My Friend Just Lost his Battle Against Mental Illness; We Need to Talk About it
My September began pretty typically, with a host of meetings with companies preparing their 2017 budgets. This year, one of them stood out.
I had just reconnected with an old friend from high school, and he and I sat down to talk about the important work he was doing with a Colorado-based nonprofit. He was anxious to find out if our team at
GroundFloor Media and
CenterTable might be able to amplify his team’s efforts.
The meeting went well, and we were in the process of scheduling a follow-up to get leaders from both our teams in the same room. Then the emails and phone calls stopped. Earlier this week, I found out that my friend had tragically lost his life.
I didn’t know this young man nearly as well as others. And as my social newsfeeds overflowed with messages mourning his passing, I quickly realized I wouldn’t be able to eulogize him as beautifully or as fittingly. I wondered if I should say anything at all.
It was our final chat that ultimately empowered me to write this message.
My friend suffered from a clinically diagnosed mental illness. That wasn’t a secret amongst the people close to him — it wasn’t even a secret among many of his passing acquaintances. In fact, he brought up his mental illness in our new business meeting. I was so heartened by his ability and willingness to recount his day-to-day struggles. As the son of a counselor, the husband of a psychologist and a member of a family with a history of mental health issues, I imagine I’m one of few folks for whom mental illness and the stigma associated with it are regular topics of dinner discussion.
But my talks tend to be clinical and hypothetical in nature. That this young man had the strength to eloquently provide a first-person account of his illness as well as the capacity to consider my own spectrum of experience with it was honestly inspiring.
That someone with this level of strength could lose his life battling mental illness is why I now feel compelled to follow his lead and continue our discussion — one that was cut far too short.
Mental illness is real. It’s a chemical imbalance in the brain that frequently befuddles medical doctors, and it can easily and quickly become as physically devastating as cancer.

Data extracts —
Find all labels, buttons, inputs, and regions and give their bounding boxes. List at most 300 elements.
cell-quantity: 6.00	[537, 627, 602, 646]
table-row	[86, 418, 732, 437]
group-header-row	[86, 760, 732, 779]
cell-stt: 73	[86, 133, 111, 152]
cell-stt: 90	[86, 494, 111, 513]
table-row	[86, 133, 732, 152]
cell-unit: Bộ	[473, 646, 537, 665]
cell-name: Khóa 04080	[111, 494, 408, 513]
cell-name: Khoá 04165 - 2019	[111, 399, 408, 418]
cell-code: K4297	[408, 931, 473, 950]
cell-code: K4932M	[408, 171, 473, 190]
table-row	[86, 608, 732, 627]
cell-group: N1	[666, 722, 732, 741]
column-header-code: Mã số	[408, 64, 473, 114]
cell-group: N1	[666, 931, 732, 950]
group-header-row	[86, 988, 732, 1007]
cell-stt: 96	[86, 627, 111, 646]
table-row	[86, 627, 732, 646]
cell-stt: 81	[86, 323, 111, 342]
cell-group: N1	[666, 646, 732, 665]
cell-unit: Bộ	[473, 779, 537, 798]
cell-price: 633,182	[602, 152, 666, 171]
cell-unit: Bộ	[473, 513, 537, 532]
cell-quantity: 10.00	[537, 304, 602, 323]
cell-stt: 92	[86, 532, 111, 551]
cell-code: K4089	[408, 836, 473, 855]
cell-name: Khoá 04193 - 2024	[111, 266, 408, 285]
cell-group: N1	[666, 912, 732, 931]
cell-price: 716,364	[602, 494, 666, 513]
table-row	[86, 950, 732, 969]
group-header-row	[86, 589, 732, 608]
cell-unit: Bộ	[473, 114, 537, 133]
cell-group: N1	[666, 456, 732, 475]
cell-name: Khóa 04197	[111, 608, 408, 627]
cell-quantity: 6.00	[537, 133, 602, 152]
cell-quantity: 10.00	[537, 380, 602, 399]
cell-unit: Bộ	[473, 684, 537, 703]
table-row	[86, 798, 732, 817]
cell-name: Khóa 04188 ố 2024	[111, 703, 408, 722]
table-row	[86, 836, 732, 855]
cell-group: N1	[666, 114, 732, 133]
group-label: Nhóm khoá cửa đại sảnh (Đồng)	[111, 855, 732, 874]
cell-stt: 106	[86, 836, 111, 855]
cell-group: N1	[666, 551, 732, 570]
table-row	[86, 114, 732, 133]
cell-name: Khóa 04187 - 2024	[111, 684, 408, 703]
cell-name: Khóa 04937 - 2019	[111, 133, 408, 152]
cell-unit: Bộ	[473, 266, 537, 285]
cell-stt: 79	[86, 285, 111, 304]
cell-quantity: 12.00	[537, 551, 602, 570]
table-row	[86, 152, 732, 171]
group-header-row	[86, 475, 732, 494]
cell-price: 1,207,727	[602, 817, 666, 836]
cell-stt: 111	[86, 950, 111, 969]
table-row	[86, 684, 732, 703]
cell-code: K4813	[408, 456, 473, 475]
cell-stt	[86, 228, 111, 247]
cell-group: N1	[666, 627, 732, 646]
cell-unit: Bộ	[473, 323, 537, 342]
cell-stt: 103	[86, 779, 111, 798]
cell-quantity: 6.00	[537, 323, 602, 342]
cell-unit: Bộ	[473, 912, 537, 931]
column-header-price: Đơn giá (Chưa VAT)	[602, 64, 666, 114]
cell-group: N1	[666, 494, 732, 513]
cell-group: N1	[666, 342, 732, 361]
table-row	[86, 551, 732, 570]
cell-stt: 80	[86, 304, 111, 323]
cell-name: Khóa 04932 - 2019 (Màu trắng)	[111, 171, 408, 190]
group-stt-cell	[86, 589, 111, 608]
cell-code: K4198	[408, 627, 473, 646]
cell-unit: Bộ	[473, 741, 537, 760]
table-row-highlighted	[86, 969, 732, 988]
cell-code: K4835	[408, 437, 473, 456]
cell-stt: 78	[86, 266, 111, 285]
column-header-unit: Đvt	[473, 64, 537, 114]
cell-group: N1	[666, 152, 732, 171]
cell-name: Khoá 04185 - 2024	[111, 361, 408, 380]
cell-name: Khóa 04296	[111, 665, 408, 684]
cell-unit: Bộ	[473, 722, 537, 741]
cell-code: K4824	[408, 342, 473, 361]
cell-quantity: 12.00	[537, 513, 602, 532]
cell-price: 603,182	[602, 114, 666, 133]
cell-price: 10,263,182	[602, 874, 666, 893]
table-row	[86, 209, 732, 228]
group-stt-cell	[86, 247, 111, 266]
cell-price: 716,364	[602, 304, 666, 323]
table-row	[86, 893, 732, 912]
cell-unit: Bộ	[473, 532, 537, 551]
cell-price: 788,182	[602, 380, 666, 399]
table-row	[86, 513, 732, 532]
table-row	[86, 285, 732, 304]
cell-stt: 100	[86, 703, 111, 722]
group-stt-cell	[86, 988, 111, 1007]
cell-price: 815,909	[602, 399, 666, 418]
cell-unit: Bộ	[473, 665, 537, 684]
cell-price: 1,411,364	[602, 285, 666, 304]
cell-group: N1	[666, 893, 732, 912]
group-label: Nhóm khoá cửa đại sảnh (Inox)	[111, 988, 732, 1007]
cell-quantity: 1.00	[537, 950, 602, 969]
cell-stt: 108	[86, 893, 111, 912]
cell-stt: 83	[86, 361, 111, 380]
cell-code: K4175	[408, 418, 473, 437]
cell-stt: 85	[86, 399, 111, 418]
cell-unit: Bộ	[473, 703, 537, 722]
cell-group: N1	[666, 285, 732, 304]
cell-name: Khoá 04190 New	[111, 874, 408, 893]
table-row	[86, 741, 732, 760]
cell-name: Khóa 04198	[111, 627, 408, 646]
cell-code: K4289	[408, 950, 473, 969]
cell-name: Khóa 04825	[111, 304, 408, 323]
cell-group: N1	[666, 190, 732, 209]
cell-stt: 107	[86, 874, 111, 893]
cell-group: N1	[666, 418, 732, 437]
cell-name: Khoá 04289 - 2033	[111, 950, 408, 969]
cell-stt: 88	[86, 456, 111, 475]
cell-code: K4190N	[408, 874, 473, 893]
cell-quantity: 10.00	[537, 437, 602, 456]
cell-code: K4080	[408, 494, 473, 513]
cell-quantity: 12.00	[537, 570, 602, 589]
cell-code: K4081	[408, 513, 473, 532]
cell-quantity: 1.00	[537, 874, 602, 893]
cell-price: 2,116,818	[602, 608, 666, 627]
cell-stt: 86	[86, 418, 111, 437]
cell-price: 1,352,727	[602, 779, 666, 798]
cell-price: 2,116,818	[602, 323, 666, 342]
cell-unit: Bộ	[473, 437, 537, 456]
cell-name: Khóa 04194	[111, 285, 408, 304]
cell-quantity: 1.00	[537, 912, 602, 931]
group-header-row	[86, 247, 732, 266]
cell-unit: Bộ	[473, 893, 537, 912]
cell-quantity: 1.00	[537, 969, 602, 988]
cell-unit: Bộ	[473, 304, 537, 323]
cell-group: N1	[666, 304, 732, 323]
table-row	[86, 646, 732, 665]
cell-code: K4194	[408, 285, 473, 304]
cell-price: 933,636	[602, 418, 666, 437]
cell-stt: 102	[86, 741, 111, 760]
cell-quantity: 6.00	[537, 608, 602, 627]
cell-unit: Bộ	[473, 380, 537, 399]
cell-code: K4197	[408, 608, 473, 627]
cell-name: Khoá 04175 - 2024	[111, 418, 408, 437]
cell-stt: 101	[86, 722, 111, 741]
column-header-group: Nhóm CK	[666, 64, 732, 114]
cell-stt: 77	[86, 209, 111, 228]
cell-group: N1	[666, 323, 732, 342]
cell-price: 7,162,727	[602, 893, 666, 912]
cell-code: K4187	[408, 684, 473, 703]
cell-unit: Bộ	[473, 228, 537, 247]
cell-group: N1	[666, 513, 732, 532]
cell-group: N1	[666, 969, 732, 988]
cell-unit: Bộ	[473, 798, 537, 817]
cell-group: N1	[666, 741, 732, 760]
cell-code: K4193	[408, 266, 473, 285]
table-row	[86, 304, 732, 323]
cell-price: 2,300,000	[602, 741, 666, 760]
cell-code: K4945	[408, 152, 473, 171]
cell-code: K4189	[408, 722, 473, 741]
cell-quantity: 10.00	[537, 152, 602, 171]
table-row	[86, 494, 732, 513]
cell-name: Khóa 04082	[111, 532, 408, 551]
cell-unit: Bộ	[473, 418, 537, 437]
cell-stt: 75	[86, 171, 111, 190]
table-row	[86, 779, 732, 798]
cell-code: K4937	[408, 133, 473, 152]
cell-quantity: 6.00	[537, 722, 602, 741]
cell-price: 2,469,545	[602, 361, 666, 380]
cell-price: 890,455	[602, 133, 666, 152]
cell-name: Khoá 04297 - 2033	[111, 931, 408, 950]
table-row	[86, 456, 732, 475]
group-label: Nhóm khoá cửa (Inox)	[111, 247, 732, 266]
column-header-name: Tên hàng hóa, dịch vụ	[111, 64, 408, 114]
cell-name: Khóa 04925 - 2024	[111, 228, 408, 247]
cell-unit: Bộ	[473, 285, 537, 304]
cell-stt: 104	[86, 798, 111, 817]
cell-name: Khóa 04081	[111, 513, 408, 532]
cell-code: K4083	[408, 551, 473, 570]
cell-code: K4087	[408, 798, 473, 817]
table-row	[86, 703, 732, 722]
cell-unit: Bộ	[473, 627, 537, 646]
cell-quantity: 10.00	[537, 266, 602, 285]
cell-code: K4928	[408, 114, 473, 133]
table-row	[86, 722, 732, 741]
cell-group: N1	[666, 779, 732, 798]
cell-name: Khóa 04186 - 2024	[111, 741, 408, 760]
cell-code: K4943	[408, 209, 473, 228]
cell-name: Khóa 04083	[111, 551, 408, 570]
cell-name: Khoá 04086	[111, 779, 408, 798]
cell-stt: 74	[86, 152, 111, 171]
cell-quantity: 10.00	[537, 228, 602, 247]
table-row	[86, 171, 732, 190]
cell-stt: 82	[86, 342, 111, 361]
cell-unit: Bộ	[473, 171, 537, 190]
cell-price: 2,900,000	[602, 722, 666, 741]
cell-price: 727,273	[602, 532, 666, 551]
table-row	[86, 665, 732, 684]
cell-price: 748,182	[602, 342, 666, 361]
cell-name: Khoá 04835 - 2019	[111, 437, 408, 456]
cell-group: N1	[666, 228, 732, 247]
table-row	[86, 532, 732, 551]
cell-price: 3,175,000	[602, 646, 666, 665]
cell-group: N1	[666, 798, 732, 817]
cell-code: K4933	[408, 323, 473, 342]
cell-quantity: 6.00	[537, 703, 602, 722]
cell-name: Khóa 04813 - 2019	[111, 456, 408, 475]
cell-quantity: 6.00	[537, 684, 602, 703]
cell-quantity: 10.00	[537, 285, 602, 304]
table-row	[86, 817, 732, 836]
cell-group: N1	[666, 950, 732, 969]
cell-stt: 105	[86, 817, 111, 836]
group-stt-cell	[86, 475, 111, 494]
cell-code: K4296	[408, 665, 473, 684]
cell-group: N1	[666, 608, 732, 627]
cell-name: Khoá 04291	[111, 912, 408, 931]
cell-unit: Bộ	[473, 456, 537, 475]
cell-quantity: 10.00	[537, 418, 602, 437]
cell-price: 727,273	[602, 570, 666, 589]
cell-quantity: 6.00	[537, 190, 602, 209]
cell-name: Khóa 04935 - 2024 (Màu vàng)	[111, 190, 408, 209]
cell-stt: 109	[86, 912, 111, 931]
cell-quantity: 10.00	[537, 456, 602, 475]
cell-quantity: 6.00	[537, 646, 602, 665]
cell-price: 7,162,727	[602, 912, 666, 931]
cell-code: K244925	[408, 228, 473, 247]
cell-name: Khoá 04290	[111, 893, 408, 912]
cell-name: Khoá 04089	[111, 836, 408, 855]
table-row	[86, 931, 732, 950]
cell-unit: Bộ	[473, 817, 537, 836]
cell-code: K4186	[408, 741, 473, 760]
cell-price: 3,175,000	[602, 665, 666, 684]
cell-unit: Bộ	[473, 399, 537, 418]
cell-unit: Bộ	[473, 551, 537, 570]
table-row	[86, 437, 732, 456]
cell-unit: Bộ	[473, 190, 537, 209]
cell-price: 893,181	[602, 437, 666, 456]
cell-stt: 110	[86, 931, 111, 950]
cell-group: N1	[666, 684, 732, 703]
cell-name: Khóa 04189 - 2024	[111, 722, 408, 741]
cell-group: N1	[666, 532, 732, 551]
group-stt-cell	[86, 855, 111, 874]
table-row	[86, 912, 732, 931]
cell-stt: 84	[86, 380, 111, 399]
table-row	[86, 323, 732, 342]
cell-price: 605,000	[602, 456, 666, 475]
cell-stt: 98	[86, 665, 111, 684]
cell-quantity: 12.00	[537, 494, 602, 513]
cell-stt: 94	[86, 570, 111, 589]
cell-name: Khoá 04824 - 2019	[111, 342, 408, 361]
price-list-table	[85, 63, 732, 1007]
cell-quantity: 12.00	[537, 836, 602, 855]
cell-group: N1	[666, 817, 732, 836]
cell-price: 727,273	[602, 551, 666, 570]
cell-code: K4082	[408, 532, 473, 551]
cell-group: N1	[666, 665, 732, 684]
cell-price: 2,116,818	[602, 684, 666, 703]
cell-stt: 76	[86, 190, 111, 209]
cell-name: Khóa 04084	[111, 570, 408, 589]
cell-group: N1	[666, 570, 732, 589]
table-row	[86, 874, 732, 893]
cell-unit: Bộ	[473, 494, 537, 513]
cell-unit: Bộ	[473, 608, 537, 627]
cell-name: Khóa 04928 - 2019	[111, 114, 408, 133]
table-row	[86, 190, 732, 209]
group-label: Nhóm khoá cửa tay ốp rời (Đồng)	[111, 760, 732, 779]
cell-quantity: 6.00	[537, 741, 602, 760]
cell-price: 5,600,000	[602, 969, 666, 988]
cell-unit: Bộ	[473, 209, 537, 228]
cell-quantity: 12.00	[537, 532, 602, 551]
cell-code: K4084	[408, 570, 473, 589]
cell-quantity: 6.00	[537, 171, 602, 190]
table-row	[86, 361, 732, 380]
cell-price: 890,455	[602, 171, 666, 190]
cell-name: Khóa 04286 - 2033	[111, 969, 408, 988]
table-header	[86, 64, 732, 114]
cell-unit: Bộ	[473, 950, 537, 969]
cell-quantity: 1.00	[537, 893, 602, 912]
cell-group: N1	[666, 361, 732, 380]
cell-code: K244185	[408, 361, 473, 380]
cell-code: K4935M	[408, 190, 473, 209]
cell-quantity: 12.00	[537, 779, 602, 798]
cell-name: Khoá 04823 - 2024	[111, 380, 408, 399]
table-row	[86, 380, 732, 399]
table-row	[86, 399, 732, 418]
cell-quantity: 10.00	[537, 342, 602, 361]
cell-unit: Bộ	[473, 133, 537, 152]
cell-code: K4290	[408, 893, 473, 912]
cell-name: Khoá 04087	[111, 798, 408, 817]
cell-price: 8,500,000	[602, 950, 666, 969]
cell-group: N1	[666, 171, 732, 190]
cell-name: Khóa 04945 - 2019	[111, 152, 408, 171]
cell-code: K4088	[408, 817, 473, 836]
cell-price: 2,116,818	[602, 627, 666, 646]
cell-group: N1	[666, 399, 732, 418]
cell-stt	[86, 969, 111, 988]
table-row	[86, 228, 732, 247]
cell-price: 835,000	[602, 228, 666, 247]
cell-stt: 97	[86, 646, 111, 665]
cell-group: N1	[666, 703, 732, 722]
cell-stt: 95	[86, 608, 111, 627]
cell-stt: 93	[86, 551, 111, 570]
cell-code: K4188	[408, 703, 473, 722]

Assignment 1 —
Answer these questions about the text on mental illness:
(a) What kind of organization was the friend working with?
(b) In what month did the writer's round of budget meetings begin?
(c) What is the profession of the writer's spouse?
Assignment 2 — Write the next few paragraphs of the essay about the friend who lost his battle with mental illness.
The listing comes from a different source than the text.

Answer space 1 —
(a) A Colorado-based nonprofit.
(b) September.
(c) Psychologist.

Answer space 2 —
When someone we know loses a battle to cancer, we have no problem talking about the disease. We talk about how strongly he or she fought it, and about how we need to do more to research, understand and combat it. As communicators, we cover the social media feeds we manage so thoroughly in pink each October that I no longer have to explain what that color signifies.
Like cancer, mental illness is a disease that requires the attention of people who are trained to treat it. And even then, there’s still a chance that people as strong and aware as my friend, who sought and received treatment just days before he drew his final breath, can lose these fights.
So in the wake of another tragic loss to mental illness, I’d like to try and harness the strength my friend showed me by continuing to talk about it — not just in this space but beyond. I feel privileged to be working with a company that feels the same way.
Today, applications are due for our
Get Grounded Foundation grants. These grants are provided to nonprofits that directly support the healthy development of at-risk youth in the Denver Metro area, with one of our areas of emphasis being mental health. If you or someone you know is involved with such a nonprofit, please consider applying.
But more importantly, talk to your friends and loved ones about mental illness. The conversation won’t be easy, but it may just be the best way to begin honoring those we’ve lost to this disease.